▸ Task requirements: Where a line holds the word "Restructuring", copy that line.

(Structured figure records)
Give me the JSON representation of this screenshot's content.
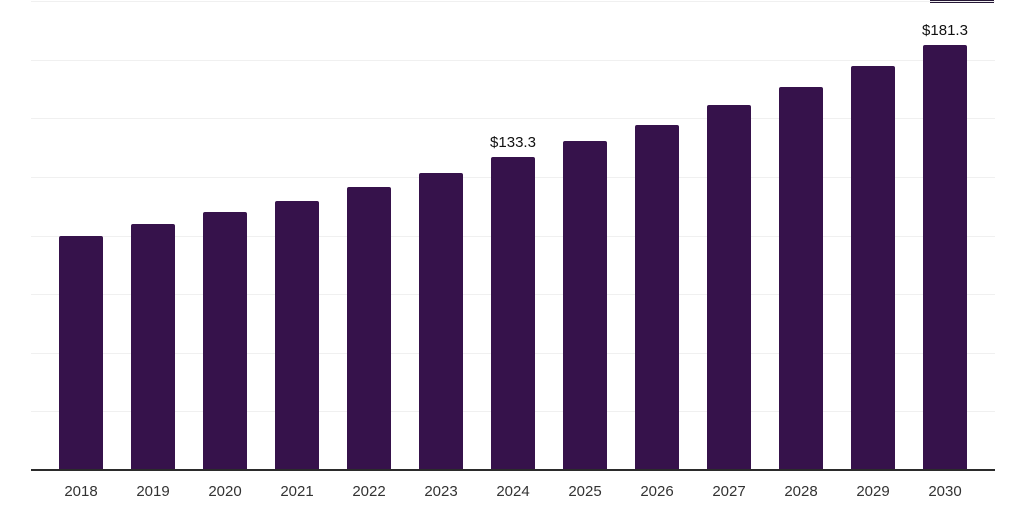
{
  "chart_data": {
    "type": "bar",
    "title": "",
    "xlabel": "",
    "ylabel": "",
    "categories": [
      "2018",
      "2019",
      "2020",
      "2021",
      "2022",
      "2023",
      "2024",
      "2025",
      "2026",
      "2027",
      "2028",
      "2029",
      "2030"
    ],
    "values": [
      99.8,
      104.9,
      110.1,
      114.9,
      120.6,
      126.8,
      133.3,
      140.2,
      147.3,
      155.6,
      163.2,
      172.2,
      181.3
    ],
    "bar_labels": [
      "",
      "",
      "",
      "",
      "",
      "",
      "$133.3",
      "",
      "",
      "",
      "",
      "",
      "$181.3"
    ],
    "ylim": [
      0,
      200
    ],
    "gridline_step": 25,
    "grid": "horizontal-only",
    "y_axis_labels_visible": false,
    "legend": "none",
    "colors": {
      "background": "#ffffff",
      "bar": "#36124b",
      "axis_line": "#2b2b2b",
      "gridline": "#f0f0f0",
      "tick_label": "#333333",
      "data_label": "#111111",
      "cropped_sliver": "#241635"
    }
  }
}
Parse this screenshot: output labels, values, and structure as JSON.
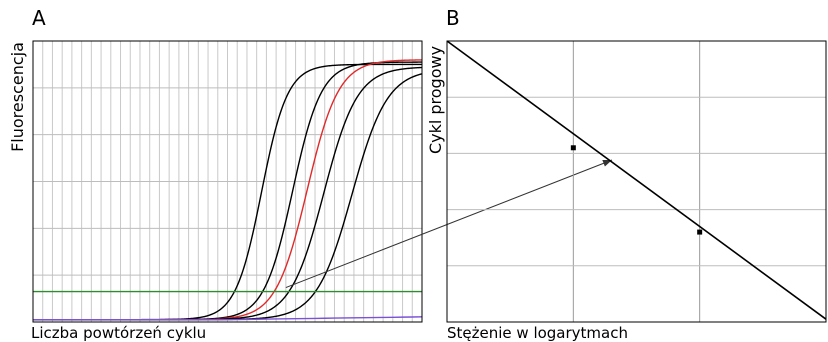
{
  "chart_data": [
    {
      "type": "line",
      "panel_label": "A",
      "xlabel": "Liczba powtórzeń cyklu",
      "ylabel": "Fluorescencja",
      "xlim": [
        0,
        40
      ],
      "ylim": [
        0,
        12
      ],
      "x_gridlines": 40,
      "y_gridlines": [
        2,
        4,
        6,
        8,
        10
      ],
      "grid": true,
      "threshold": {
        "value": 1.3,
        "color": "#2e8b2e"
      },
      "baseline": {
        "value": 0.1,
        "color": "#7b52d6"
      },
      "series": [
        {
          "color": "#000000",
          "midpoint": 23.5,
          "plateau": 11.0,
          "slope": 0.75
        },
        {
          "color": "#000000",
          "midpoint": 26.7,
          "plateau": 11.1,
          "slope": 0.68
        },
        {
          "color": "#e02a2a",
          "midpoint": 28.2,
          "plateau": 11.2,
          "slope": 0.62
        },
        {
          "color": "#000000",
          "midpoint": 29.9,
          "plateau": 10.9,
          "slope": 0.58
        },
        {
          "color": "#000000",
          "midpoint": 32.8,
          "plateau": 10.8,
          "slope": 0.55
        }
      ]
    },
    {
      "type": "scatter",
      "panel_label": "B",
      "xlabel": "Stężenie w logarytmach",
      "ylabel": "Cykl progowy",
      "xlim": [
        0,
        3
      ],
      "ylim": [
        0,
        5
      ],
      "x_gridlines": [
        1,
        2
      ],
      "y_gridlines": [
        1,
        2,
        3,
        4
      ],
      "grid": true,
      "fit_line": [
        [
          0,
          5.0
        ],
        [
          3,
          0.05
        ]
      ],
      "points": [
        {
          "x": 1.0,
          "y": 3.1
        },
        {
          "x": 2.0,
          "y": 1.6
        }
      ]
    }
  ]
}
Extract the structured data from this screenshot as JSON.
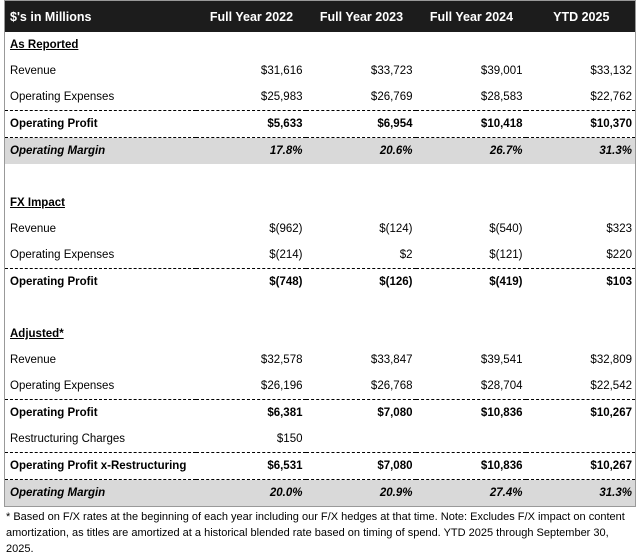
{
  "table": {
    "header": [
      "$'s in Millions",
      "Full Year 2022",
      "Full Year 2023",
      "Full Year 2024",
      "YTD 2025"
    ],
    "sections": [
      {
        "title": "As Reported",
        "rows": [
          {
            "label": "Revenue",
            "values": [
              "$31,616",
              "$33,723",
              "$39,001",
              "$33,132"
            ]
          },
          {
            "label": "Operating Expenses",
            "values": [
              "$25,983",
              "$26,769",
              "$28,583",
              "$22,762"
            ]
          },
          {
            "label": "Operating Profit",
            "values": [
              "$5,633",
              "$6,954",
              "$10,418",
              "$10,370"
            ]
          },
          {
            "label": "Operating Margin",
            "values": [
              "17.8%",
              "20.6%",
              "26.7%",
              "31.3%"
            ]
          }
        ]
      },
      {
        "title": "FX Impact",
        "rows": [
          {
            "label": "Revenue",
            "values": [
              "$(962)",
              "$(124)",
              "$(540)",
              "$323"
            ]
          },
          {
            "label": "Operating Expenses",
            "values": [
              "$(214)",
              "$2",
              "$(121)",
              "$220"
            ]
          },
          {
            "label": "Operating Profit",
            "values": [
              "$(748)",
              "$(126)",
              "$(419)",
              "$103"
            ]
          }
        ]
      },
      {
        "title": "Adjusted*",
        "rows": [
          {
            "label": "Revenue",
            "values": [
              "$32,578",
              "$33,847",
              "$39,541",
              "$32,809"
            ]
          },
          {
            "label": "Operating Expenses",
            "values": [
              "$26,196",
              "$26,768",
              "$28,704",
              "$22,542"
            ]
          },
          {
            "label": "Operating Profit",
            "values": [
              "$6,381",
              "$7,080",
              "$10,836",
              "$10,267"
            ]
          },
          {
            "label": "Restructuring Charges",
            "values": [
              "$150"
            ]
          },
          {
            "label": "Operating Profit x-Restructuring",
            "values": [
              "$6,531",
              "$7,080",
              "$10,836",
              "$10,267"
            ]
          },
          {
            "label": "Operating Margin",
            "values": [
              "20.0%",
              "20.9%",
              "27.4%",
              "31.3%"
            ]
          }
        ]
      }
    ]
  },
  "footnote": "* Based on F/X rates at the beginning of each year including our F/X hedges at that time. Note: Excludes F/X impact on content amortization, as titles are amortized at a historical blended rate based on timing of spend. YTD 2025 through September 30, 2025."
}
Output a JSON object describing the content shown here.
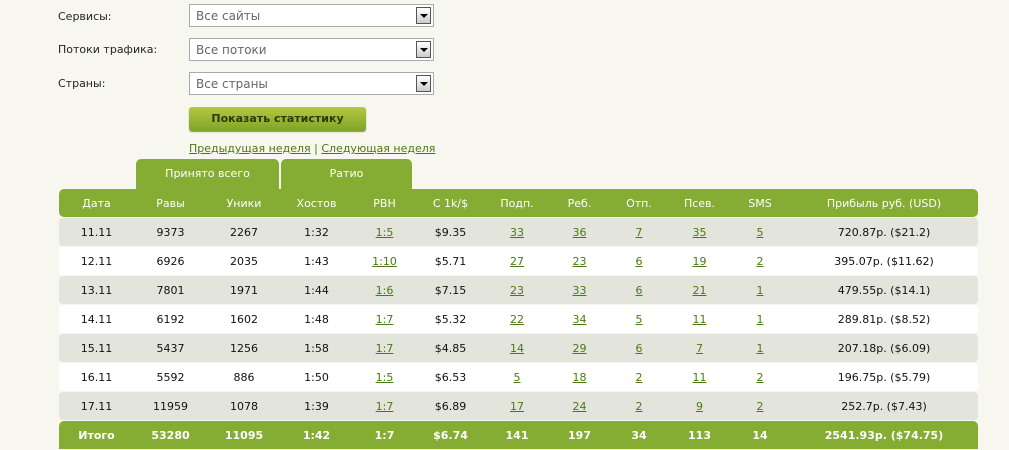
{
  "filters": [
    {
      "label": "Сервисы:",
      "value": "Все сайты"
    },
    {
      "label": "Потоки трафика:",
      "value": "Все потоки"
    },
    {
      "label": "Страны:",
      "value": "Все страны"
    }
  ],
  "show_button": "Показать статистику",
  "nav": {
    "prev": "Предыдущая неделя",
    "sep": "|",
    "next": "Следующая неделя"
  },
  "tabs": [
    "Принято всего",
    "Ратио"
  ],
  "colors": {
    "accent": "#85ad34",
    "row_alt": "#e3e5dc",
    "link": "#4a7a10"
  },
  "table": {
    "headers": [
      "Дата",
      "Равы",
      "Уники",
      "Хостов",
      "РВН",
      "С 1k/$",
      "Подп.",
      "Реб.",
      "Отп.",
      "Псев.",
      "SMS",
      "Прибыль руб. (USD)"
    ],
    "rows": [
      [
        "11.11",
        "9373",
        "2267",
        "1:32",
        "1:5",
        "$9.35",
        "33",
        "36",
        "7",
        "35",
        "5",
        "720.87р. ($21.2)"
      ],
      [
        "12.11",
        "6926",
        "2035",
        "1:43",
        "1:10",
        "$5.71",
        "27",
        "23",
        "6",
        "19",
        "2",
        "395.07р. ($11.62)"
      ],
      [
        "13.11",
        "7801",
        "1971",
        "1:44",
        "1:6",
        "$7.15",
        "23",
        "33",
        "6",
        "21",
        "1",
        "479.55р. ($14.1)"
      ],
      [
        "14.11",
        "6192",
        "1602",
        "1:48",
        "1:7",
        "$5.32",
        "22",
        "34",
        "5",
        "11",
        "1",
        "289.81р. ($8.52)"
      ],
      [
        "15.11",
        "5437",
        "1256",
        "1:58",
        "1:7",
        "$4.85",
        "14",
        "29",
        "6",
        "7",
        "1",
        "207.18р. ($6.09)"
      ],
      [
        "16.11",
        "5592",
        "886",
        "1:50",
        "1:5",
        "$6.53",
        "5",
        "18",
        "2",
        "11",
        "2",
        "196.75р. ($5.79)"
      ],
      [
        "17.11",
        "11959",
        "1078",
        "1:39",
        "1:7",
        "$6.89",
        "17",
        "24",
        "2",
        "9",
        "2",
        "252.7р. ($7.43)"
      ]
    ],
    "total": [
      "Итого",
      "53280",
      "11095",
      "1:42",
      "1:7",
      "$6.74",
      "141",
      "197",
      "34",
      "113",
      "14",
      "2541.93р. ($74.75)"
    ]
  }
}
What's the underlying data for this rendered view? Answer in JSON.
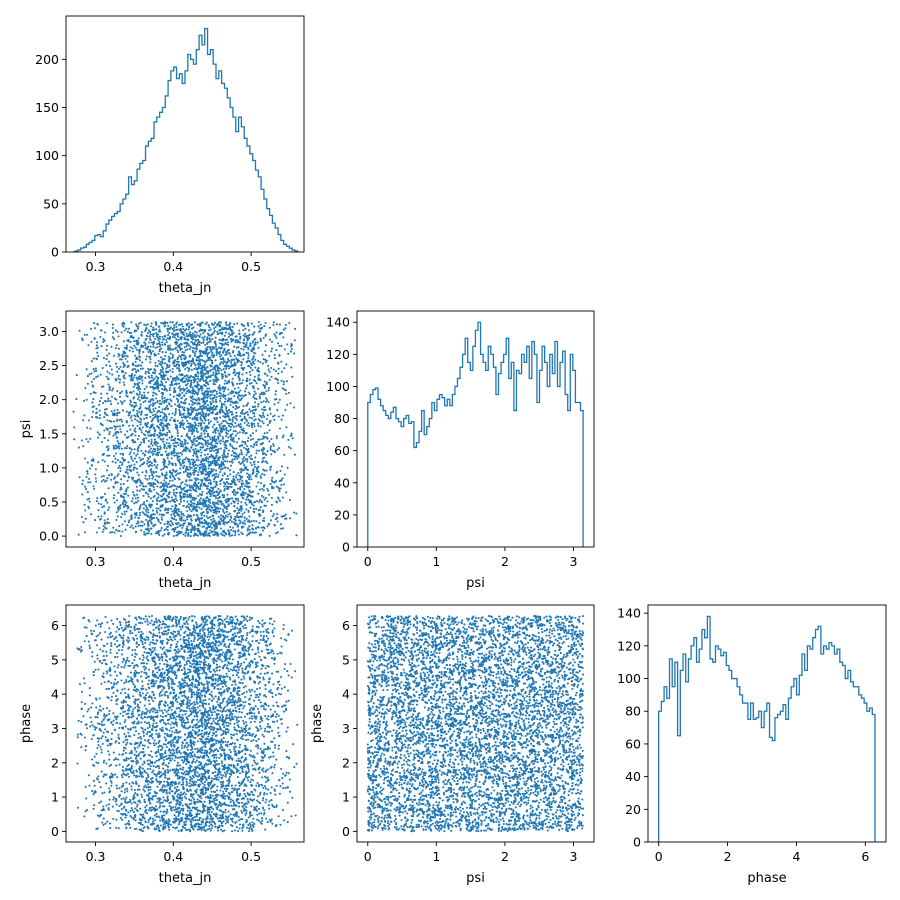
{
  "colors": {
    "series": "#1f77b4",
    "axes": "#000000",
    "background": "#ffffff"
  },
  "chart_data": [
    {
      "id": "theta_jn-hist",
      "type": "histogram",
      "xlabel": "theta_jn",
      "ylabel": "",
      "xlim": [
        0.262,
        0.568
      ],
      "ylim": [
        0,
        245
      ],
      "xticks": [
        0.3,
        0.4,
        0.5
      ],
      "yticks": [
        0,
        50,
        100,
        150,
        200
      ],
      "bin_range": [
        0.27,
        0.56
      ],
      "counts": [
        0,
        1,
        2,
        4,
        5,
        8,
        10,
        12,
        17,
        18,
        16,
        22,
        29,
        33,
        37,
        40,
        42,
        50,
        55,
        60,
        78,
        70,
        74,
        86,
        92,
        95,
        110,
        115,
        118,
        135,
        140,
        145,
        150,
        162,
        178,
        188,
        192,
        180,
        185,
        175,
        188,
        205,
        200,
        195,
        210,
        225,
        215,
        232,
        205,
        210,
        195,
        180,
        188,
        175,
        170,
        160,
        150,
        140,
        125,
        140,
        130,
        118,
        110,
        102,
        95,
        85,
        78,
        65,
        55,
        45,
        38,
        30,
        25,
        18,
        12,
        8,
        6,
        4,
        2,
        1
      ]
    },
    {
      "id": "psi-vs-theta_jn",
      "type": "scatter",
      "xlabel": "theta_jn",
      "ylabel": "psi",
      "xlim": [
        0.262,
        0.568
      ],
      "ylim": [
        -0.16,
        3.3
      ],
      "xticks": [
        0.3,
        0.4,
        0.5
      ],
      "yticks": [
        0.0,
        0.5,
        1.0,
        1.5,
        2.0,
        2.5,
        3.0
      ],
      "n_points": 5000,
      "x_distribution": {
        "kind": "triangular",
        "min": 0.27,
        "mode": 0.44,
        "max": 0.56
      },
      "y_distribution": {
        "kind": "uniform",
        "min": 0,
        "max": 3.14
      }
    },
    {
      "id": "psi-hist",
      "type": "histogram",
      "xlabel": "psi",
      "ylabel": "",
      "xlim": [
        -0.157,
        3.299
      ],
      "ylim": [
        0,
        147
      ],
      "xticks": [
        0,
        1,
        2,
        3
      ],
      "yticks": [
        0,
        20,
        40,
        60,
        80,
        100,
        120,
        140
      ],
      "bin_range": [
        0,
        3.14
      ],
      "counts": [
        90,
        95,
        98,
        99,
        92,
        88,
        85,
        82,
        80,
        84,
        87,
        80,
        78,
        75,
        80,
        82,
        77,
        78,
        62,
        65,
        72,
        85,
        70,
        75,
        80,
        90,
        85,
        92,
        95,
        93,
        88,
        92,
        88,
        95,
        100,
        105,
        112,
        120,
        130,
        115,
        110,
        125,
        135,
        140,
        120,
        115,
        110,
        125,
        120,
        112,
        95,
        108,
        115,
        120,
        130,
        105,
        115,
        85,
        110,
        108,
        120,
        115,
        125,
        105,
        128,
        120,
        90,
        110,
        125,
        115,
        100,
        120,
        108,
        128,
        100,
        115,
        122,
        95,
        85,
        120,
        110,
        90,
        90,
        85
      ]
    },
    {
      "id": "phase-vs-theta_jn",
      "type": "scatter",
      "xlabel": "theta_jn",
      "ylabel": "phase",
      "xlim": [
        0.262,
        0.568
      ],
      "ylim": [
        -0.31,
        6.6
      ],
      "xticks": [
        0.3,
        0.4,
        0.5
      ],
      "yticks": [
        0,
        1,
        2,
        3,
        4,
        5,
        6
      ],
      "n_points": 5000,
      "x_distribution": {
        "kind": "triangular",
        "min": 0.27,
        "mode": 0.44,
        "max": 0.56
      },
      "y_distribution": {
        "kind": "uniform",
        "min": 0,
        "max": 6.28
      }
    },
    {
      "id": "phase-vs-psi",
      "type": "scatter",
      "xlabel": "psi",
      "ylabel": "phase",
      "xlim": [
        -0.157,
        3.299
      ],
      "ylim": [
        -0.31,
        6.6
      ],
      "xticks": [
        0,
        1,
        2,
        3
      ],
      "yticks": [
        0,
        1,
        2,
        3,
        4,
        5,
        6
      ],
      "n_points": 6500,
      "x_distribution": {
        "kind": "uniform",
        "min": 0,
        "max": 3.14
      },
      "y_distribution": {
        "kind": "uniform",
        "min": 0,
        "max": 6.28
      }
    },
    {
      "id": "phase-hist",
      "type": "histogram",
      "xlabel": "phase",
      "ylabel": "",
      "xlim": [
        -0.31,
        6.6
      ],
      "ylim": [
        0,
        145
      ],
      "xticks": [
        0,
        2,
        4,
        6
      ],
      "yticks": [
        0,
        20,
        40,
        60,
        80,
        100,
        120,
        140
      ],
      "bin_range": [
        0,
        6.28
      ],
      "counts": [
        80,
        86,
        95,
        88,
        112,
        95,
        110,
        65,
        105,
        115,
        98,
        112,
        120,
        125,
        110,
        118,
        130,
        125,
        138,
        112,
        110,
        120,
        118,
        114,
        116,
        108,
        105,
        100,
        100,
        95,
        90,
        85,
        85,
        75,
        85,
        75,
        76,
        80,
        70,
        80,
        85,
        64,
        62,
        76,
        78,
        80,
        84,
        75,
        88,
        95,
        100,
        90,
        102,
        115,
        105,
        120,
        118,
        125,
        130,
        132,
        115,
        120,
        118,
        122,
        120,
        115,
        118,
        110,
        108,
        100,
        105,
        98,
        95,
        95,
        90,
        88,
        85,
        80,
        82,
        78
      ]
    }
  ]
}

▸ The reply:
            "label": "Restructuring Charges",
            "label": "Operating Profit x-Restructuring",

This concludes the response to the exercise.